**What to do:** Reproduce each line from the records that holds "stanowiącym".

Stored entries
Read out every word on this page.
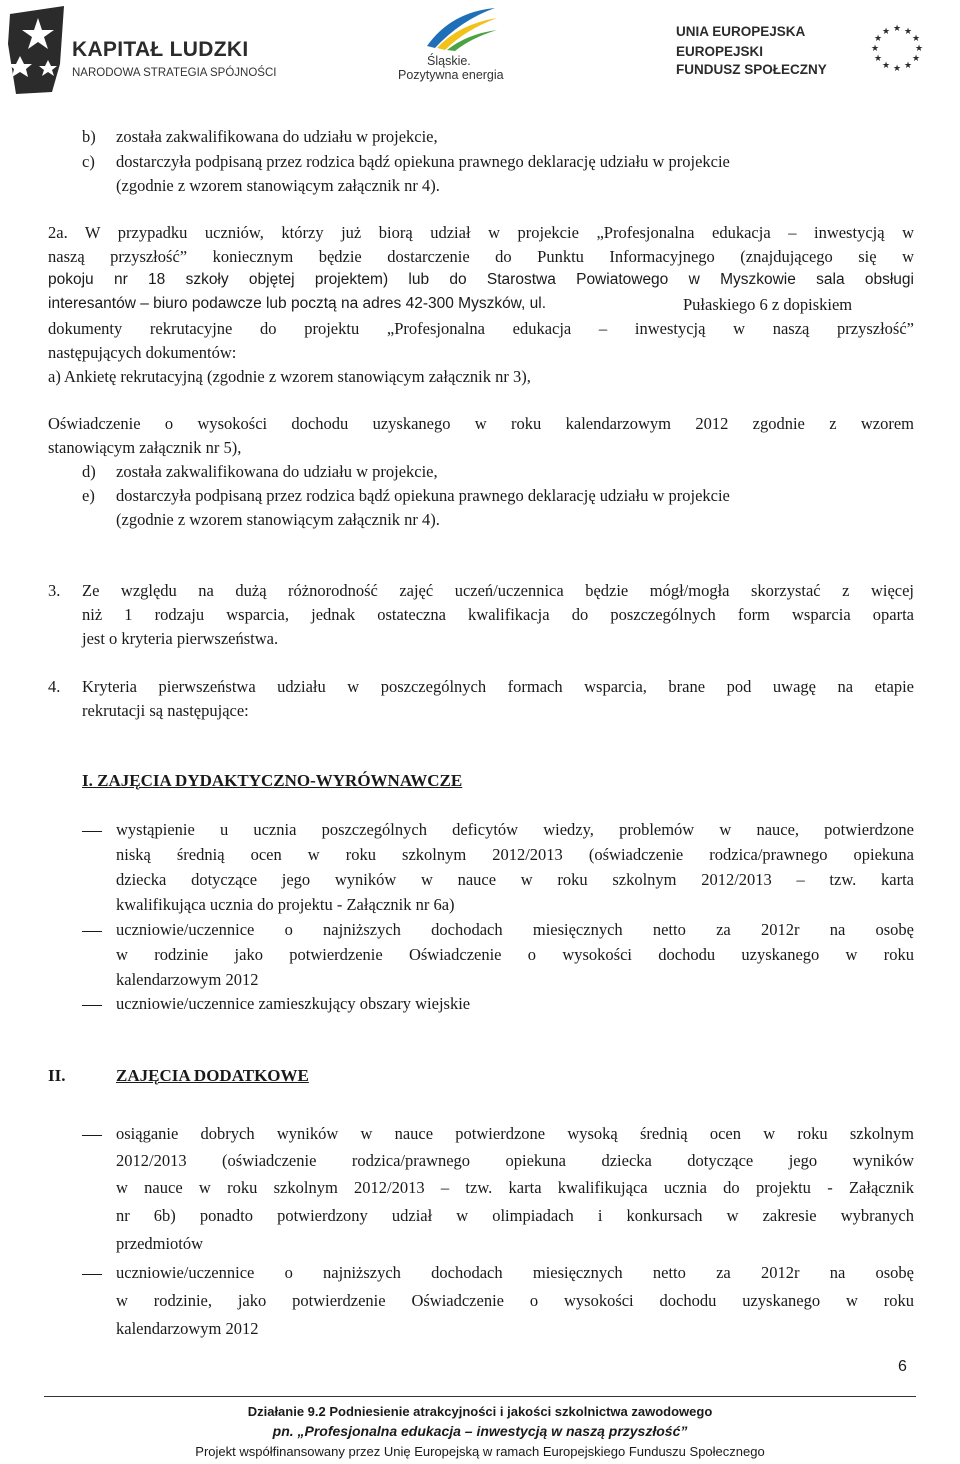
KAPITAŁ LUDZKI
NARODOWA STRATEGIA SPÓJNOŚCI
Śląskie.
Pozytywna energia
UNIA EUROPEJSKA
EUROPEJSKI
FUNDUSZ SPOŁECZNY
★ ★
★
★
★
★
★
★
★
★
★
★
b) została zakwalifikowana do udziału w projekcie,
c) dostarczyła podpisaną przez rodzica bądź opiekuna prawnego deklarację udziału w projekcie
(zgodnie z wzorem stanowiącym załącznik nr 4).
2a. W przypadku uczniów, którzy już biorą udział w projekcie „Profesjonalna edukacja – inwestycją w
naszą przyszłość” koniecznym będzie dostarczenie do Punktu Informacyjnego (znajdującego się w
pokoju nr 18 szkoły objętej projektem) lub do Starostwa Powiatowego w Myszkowie sala obsługi
interesantów – biuro podawcze lub pocztą na adres 42-300 Myszków, ul.	Pułaskiego 6 z dopiskiem
dokumenty rekrutacyjne do projektu „Profesjonalna edukacja – inwestycją w naszą przyszłość”
następujących dokumentów:
a) Ankietę rekrutacyjną (zgodnie z wzorem stanowiącym załącznik nr 3),
Oświadczenie o wysokości dochodu uzyskanego w roku kalendarzowym 2012 zgodnie z wzorem
stanowiącym załącznik nr 5),
d) została zakwalifikowana do udziału w projekcie,
e) dostarczyła podpisaną przez rodzica bądź opiekuna prawnego deklarację udziału w projekcie
(zgodnie z wzorem stanowiącym załącznik nr 4).
3. Ze względu na dużą różnorodność zajęć uczeń/uczennica będzie mógł/mogła skorzystać z więcej
niż 1 rodzaju wsparcia, jednak ostateczna kwalifikacja do poszczególnych form wsparcia oparta
jest o kryteria pierwszeństwa.
4. Kryteria pierwszeństwa udziału w poszczególnych formach wsparcia, brane pod uwagę na etapie
rekrutacji są następujące:
I. ZAJĘCIA DYDAKTYCZNO-WYRÓWNAWCZE
wystąpienie u ucznia poszczególnych deficytów wiedzy, problemów w nauce, potwierdzone
niską średnią ocen w roku szkolnym 2012/2013 (oświadczenie rodzica/prawnego opiekuna
dziecka dotyczące jego wyników w nauce w roku szkolnym 2012/2013 – tzw. karta
kwalifikująca ucznia do projektu - Załącznik nr 6a)
uczniowie/uczennice o najniższych dochodach miesięcznych netto za 2012r na osobę
w rodzinie jako potwierdzenie Oświadczenie o wysokości dochodu uzyskanego w roku
kalendarzowym 2012
uczniowie/uczennice zamieszkujący obszary wiejskie
II.	ZAJĘCIA DODATKOWE
osiąganie dobrych wyników w nauce potwierdzone wysoką średnią ocen w roku szkolnym
2012/2013 (oświadczenie rodzica/prawnego opiekuna dziecka dotyczące jego wyników
w nauce w roku szkolnym 2012/2013 – tzw. karta kwalifikująca ucznia do projektu - Załącznik
nr 6b) ponadto potwierdzony udział w olimpiadach i konkursach w zakresie wybranych
przedmiotów
uczniowie/uczennice o najniższych dochodach miesięcznych netto za 2012r na osobę
w rodzinie, jako potwierdzenie Oświadczenie o wysokości dochodu uzyskanego w roku
kalendarzowym 2012
6
Działanie 9.2 Podniesienie atrakcyjności i jakości szkolnictwa zawodowego
pn. „Profesjonalna edukacja – inwestycją w naszą przyszłość”
Projekt współfinansowany przez Unię Europejską w ramach Europejskiego Funduszu Społecznego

**Response to the task:**
(zgodnie z wzorem stanowiącym załącznik nr 4).
a) Ankietę rekrutacyjną (zgodnie z wzorem stanowiącym załącznik nr 3),
stanowiącym załącznik nr 5),
(zgodnie z wzorem stanowiącym załącznik nr 4).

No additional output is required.